◆ **JOB**: Render every line of the listings below as a Markdown table with the columns "No." and "Line". Put a row number in the first column and the line itself in the second, and leave out blank lines.

◆ **Element location listings**:
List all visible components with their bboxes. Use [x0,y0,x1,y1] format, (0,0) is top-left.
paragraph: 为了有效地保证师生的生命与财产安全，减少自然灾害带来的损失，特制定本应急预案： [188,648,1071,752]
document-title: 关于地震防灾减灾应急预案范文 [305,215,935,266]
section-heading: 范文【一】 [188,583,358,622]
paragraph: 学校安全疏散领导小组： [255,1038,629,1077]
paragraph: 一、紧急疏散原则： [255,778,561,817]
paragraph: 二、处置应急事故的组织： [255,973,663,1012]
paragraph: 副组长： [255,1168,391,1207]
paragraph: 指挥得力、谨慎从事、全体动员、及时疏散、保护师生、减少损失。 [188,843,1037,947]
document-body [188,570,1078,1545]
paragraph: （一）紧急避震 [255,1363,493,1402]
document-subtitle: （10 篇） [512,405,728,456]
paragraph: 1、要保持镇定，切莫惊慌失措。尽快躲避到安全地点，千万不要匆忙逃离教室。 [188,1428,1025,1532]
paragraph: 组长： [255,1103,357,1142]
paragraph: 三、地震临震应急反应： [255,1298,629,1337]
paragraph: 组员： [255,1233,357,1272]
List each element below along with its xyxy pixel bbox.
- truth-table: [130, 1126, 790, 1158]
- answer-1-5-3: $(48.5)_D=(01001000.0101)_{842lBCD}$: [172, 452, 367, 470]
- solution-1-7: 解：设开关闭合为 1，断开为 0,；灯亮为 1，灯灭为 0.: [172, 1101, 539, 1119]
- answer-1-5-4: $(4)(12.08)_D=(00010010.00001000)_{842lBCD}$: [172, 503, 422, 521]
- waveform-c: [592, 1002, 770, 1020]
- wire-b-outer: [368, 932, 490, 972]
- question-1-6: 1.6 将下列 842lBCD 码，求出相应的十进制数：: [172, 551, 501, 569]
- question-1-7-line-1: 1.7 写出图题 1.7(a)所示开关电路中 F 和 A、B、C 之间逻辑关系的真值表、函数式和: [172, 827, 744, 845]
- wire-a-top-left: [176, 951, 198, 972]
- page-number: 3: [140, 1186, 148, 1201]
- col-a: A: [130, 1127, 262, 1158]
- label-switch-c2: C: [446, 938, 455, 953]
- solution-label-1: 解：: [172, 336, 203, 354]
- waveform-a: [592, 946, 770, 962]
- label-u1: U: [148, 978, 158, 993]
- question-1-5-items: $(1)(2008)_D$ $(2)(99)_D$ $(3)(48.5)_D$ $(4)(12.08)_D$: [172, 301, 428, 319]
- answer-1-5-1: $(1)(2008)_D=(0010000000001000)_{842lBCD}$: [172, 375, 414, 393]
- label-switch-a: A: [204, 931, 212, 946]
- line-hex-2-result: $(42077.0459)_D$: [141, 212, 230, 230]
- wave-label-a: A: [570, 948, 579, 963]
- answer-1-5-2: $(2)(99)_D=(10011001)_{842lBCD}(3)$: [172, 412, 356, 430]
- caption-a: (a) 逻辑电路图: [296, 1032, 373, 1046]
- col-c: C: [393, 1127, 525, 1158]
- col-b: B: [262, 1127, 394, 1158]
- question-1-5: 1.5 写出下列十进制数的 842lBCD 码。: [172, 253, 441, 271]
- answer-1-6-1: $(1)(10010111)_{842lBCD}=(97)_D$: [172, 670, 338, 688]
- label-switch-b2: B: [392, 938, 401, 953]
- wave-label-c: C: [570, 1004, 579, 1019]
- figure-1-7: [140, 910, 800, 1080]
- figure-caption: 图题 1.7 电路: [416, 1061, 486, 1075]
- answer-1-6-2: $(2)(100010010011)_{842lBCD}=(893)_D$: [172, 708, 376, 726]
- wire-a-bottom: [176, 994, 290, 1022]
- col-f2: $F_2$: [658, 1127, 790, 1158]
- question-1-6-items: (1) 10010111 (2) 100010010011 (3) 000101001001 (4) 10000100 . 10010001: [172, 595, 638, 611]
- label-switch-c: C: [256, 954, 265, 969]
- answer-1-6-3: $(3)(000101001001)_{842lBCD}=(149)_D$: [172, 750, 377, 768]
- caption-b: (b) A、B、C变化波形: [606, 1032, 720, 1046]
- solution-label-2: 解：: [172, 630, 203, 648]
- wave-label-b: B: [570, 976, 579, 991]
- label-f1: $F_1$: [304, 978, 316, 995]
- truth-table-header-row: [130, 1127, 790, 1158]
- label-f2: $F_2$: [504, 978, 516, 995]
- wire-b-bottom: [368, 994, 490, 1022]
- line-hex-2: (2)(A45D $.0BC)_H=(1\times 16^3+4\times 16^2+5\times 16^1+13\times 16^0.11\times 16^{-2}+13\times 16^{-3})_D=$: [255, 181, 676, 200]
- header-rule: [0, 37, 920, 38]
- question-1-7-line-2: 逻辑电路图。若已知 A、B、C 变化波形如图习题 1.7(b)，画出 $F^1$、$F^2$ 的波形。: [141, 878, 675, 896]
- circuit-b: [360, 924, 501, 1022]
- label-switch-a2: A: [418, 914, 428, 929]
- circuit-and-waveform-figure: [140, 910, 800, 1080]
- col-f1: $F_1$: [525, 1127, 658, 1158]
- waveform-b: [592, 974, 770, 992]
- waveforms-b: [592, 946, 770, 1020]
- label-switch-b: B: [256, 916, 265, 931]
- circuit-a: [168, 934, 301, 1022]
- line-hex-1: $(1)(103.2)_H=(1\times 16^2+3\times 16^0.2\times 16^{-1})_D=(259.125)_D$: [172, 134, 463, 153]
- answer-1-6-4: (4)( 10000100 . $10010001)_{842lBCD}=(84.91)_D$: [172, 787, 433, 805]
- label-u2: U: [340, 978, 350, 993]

◆ **ANSWER TO THIS EXERCISE**:
| No. | Line |
|---|---|
| 1 | List all visible components with their bboxes. Use [x0,y0,x1,y1] format, (0,0) is top-left. |
| 2 | paragraph: 为了有效地保证师生的生命与财产安全，减少自然灾害带来的损失，特制定本应急预案： [188,648,1071,752] |
| 3 | document-title: 关于地震防灾减灾应急预案范文 [305,215,935,266] |
| 4 | section-heading: 范文【一】 [188,583,358,622] |
| 5 | paragraph: 学校安全疏散领导小组： [255,1038,629,1077] |
| 6 | paragraph: 一、紧急疏散原则： [255,778,561,817] |
| 7 | paragraph: 二、处置应急事故的组织： [255,973,663,1012] |
| 8 | paragraph: 副组长： [255,1168,391,1207] |
| 9 | paragraph: 指挥得力、谨慎从事、全体动员、及时疏散、保护师生、减少损失。 [188,843,1037,947] |
| 10 | document-body [188,570,1078,1545] |
| 11 | paragraph: （一）紧急避震 [255,1363,493,1402] |
| 12 | document-subtitle: （10 篇） [512,405,728,456] |
| 13 | paragraph: 1、要保持镇定，切莫惊慌失措。尽快躲避到安全地点，千万不要匆忙逃离教室。 [188,1428,1025,1532] |
| 14 | paragraph: 组长： [255,1103,357,1142] |
| 15 | paragraph: 三、地震临震应急反应： [255,1298,629,1337] |
| 16 | paragraph: 组员： [255,1233,357,1272] |
| 17 | List each element below along with its xyxy pixel bbox. |
| 18 | - truth-table: [130, 1126, 790, 1158] |
| 19 | - answer-1-5-3: $(48.5)_D=(01001000.0101)_{842lBCD}$: [172, 452, 367, 470] |
| 20 | - solution-1-7: 解：设开关闭合为 1，断开为 0,；灯亮为 1，灯灭为 0.: [172, 1101, 539, 1119] |
| 21 | - answer-1-5-4: $(4)(12.08)_D=(00010010.00001000)_{842lBCD}$: [172, 503, 422, 521] |
| 22 | - waveform-c: [592, 1002, 770, 1020] |
| 23 | - wire-b-outer: [368, 932, 490, 972] |
| 24 | - question-1-6: 1.6 将下列 842lBCD 码，求出相应的十进制数：: [172, 551, 501, 569] |
| 25 | - question-1-7-line-1: 1.7 写出图题 1.7(a)所示开关电路中 F 和 A、B、C 之间逻辑关系的真值表、函数式和: [172, 827, 744, 845] |
| 26 | - wire-a-top-left: [176, 951, 198, 972] |
| 27 | - page-number: 3: [140, 1186, 148, 1201] |
| 28 | - col-a: A: [130, 1127, 262, 1158] |
| 29 | - label-switch-c2: C: [446, 938, 455, 953] |
| 30 | - solution-label-1: 解：: [172, 336, 203, 354] |
| 31 | - waveform-a: [592, 946, 770, 962] |
| 32 | - label-u1: U: [148, 978, 158, 993] |
| 33 | - question-1-5-items: $(1)(2008)_D$ $(2)(99)_D$ $(3)(48.5)_D$ $(4)(12.08)_D$: [172, 301, 428, 319] |
| 34 | - answer-1-5-1: $(1)(2008)_D=(0010000000001000)_{842lBCD}$: [172, 375, 414, 393] |
| 35 | - label-switch-a: A: [204, 931, 212, 946] |
| 36 | - line-hex-2-result: $(42077.0459)_D$: [141, 212, 230, 230] |
| 37 | - wave-label-a: A: [570, 948, 579, 963] |
| 38 | - answer-1-5-2: $(2)(99)_D=(10011001)_{842lBCD}(3)$: [172, 412, 356, 430] |
| 39 | - caption-a: (a) 逻辑电路图: [296, 1032, 373, 1046] |
| 40 | - col-c: C: [393, 1127, 525, 1158] |
| 41 | - col-b: B: [262, 1127, 394, 1158] |
| 42 | - question-1-5: 1.5 写出下列十进制数的 842lBCD 码。: [172, 253, 441, 271] |
| 43 | - answer-1-6-1: $(1)(10010111)_{842lBCD}=(97)_D$: [172, 670, 338, 688] |
| 44 | - label-switch-b2: B: [392, 938, 401, 953] |
| 45 | - wave-label-c: C: [570, 1004, 579, 1019] |
| 46 | - figure-1-7: [140, 910, 800, 1080] |
| 47 | - figure-caption: 图题 1.7 电路: [416, 1061, 486, 1075] |
| 48 | - answer-1-6-2: $(2)(100010010011)_{842lBCD}=(893)_D$: [172, 708, 376, 726] |
| 49 | - wire-a-bottom: [176, 994, 290, 1022] |
| 50 | - col-f2: $F_2$: [658, 1127, 790, 1158] |
| 51 | - question-1-6-items: (1) 10010111 (2) 100010010011 (3) 000101001001 (4) 10000100 . 10010001: [172, 595, 638, 611] |
| 52 | - label-switch-c: C: [256, 954, 265, 969] |
| 53 | - answer-1-6-3: $(3)(000101001001)_{842lBCD}=(149)_D$: [172, 750, 377, 768] |
| 54 | - caption-b: (b) A、B、C变化波形: [606, 1032, 720, 1046] |
| 55 | - solution-label-2: 解：: [172, 630, 203, 648] |
| 56 | - wave-label-b: B: [570, 976, 579, 991] |
| 57 | - label-f1: $F_1$: [304, 978, 316, 995] |
| 58 | - truth-table-header-row: [130, 1127, 790, 1158] |
| 59 | - label-f2: $F_2$: [504, 978, 516, 995] |
| 60 | - wire-b-bottom: [368, 994, 490, 1022] |
| 61 | - line-hex-2: (2)(A45D $.0BC)_H=(1\times 16^3+4\times 16^2+5\times 16^1+13\times 16^0.11\times 16^{-2}+13\times 16^{-3})_D=$: [255, 181, 676, 200] |
| 62 | - header-rule: [0, 37, 920, 38] |
| 63 | - question-1-7-line-2: 逻辑电路图。若已知 A、B、C 变化波形如图习题 1.7(b)，画出 $F^1$、$F^2$ 的波形。: [141, 878, 675, 896] |
| 64 | - circuit-b: [360, 924, 501, 1022] |
| 65 | - label-switch-a2: A: [418, 914, 428, 929] |
| 66 | - circuit-and-waveform-figure: [140, 910, 800, 1080] |
| 67 | - col-f1: $F_1$: [525, 1127, 658, 1158] |
| 68 | - waveform-b: [592, 974, 770, 992] |
| 69 | - waveforms-b: [592, 946, 770, 1020] |
| 70 | - label-switch-b: B: [256, 916, 265, 931] |
| 71 | - circuit-a: [168, 934, 301, 1022] |
| 72 | - line-hex-1: $(1)(103.2)_H=(1\times 16^2+3\times 16^0.2\times 16^{-1})_D=(259.125)_D$: [172, 134, 463, 153] |
| 73 | - answer-1-6-4: (4)( 10000100 . $10010001)_{842lBCD}=(84.91)_D$: [172, 787, 433, 805] |
| 74 | - label-u2: U: [340, 978, 350, 993] |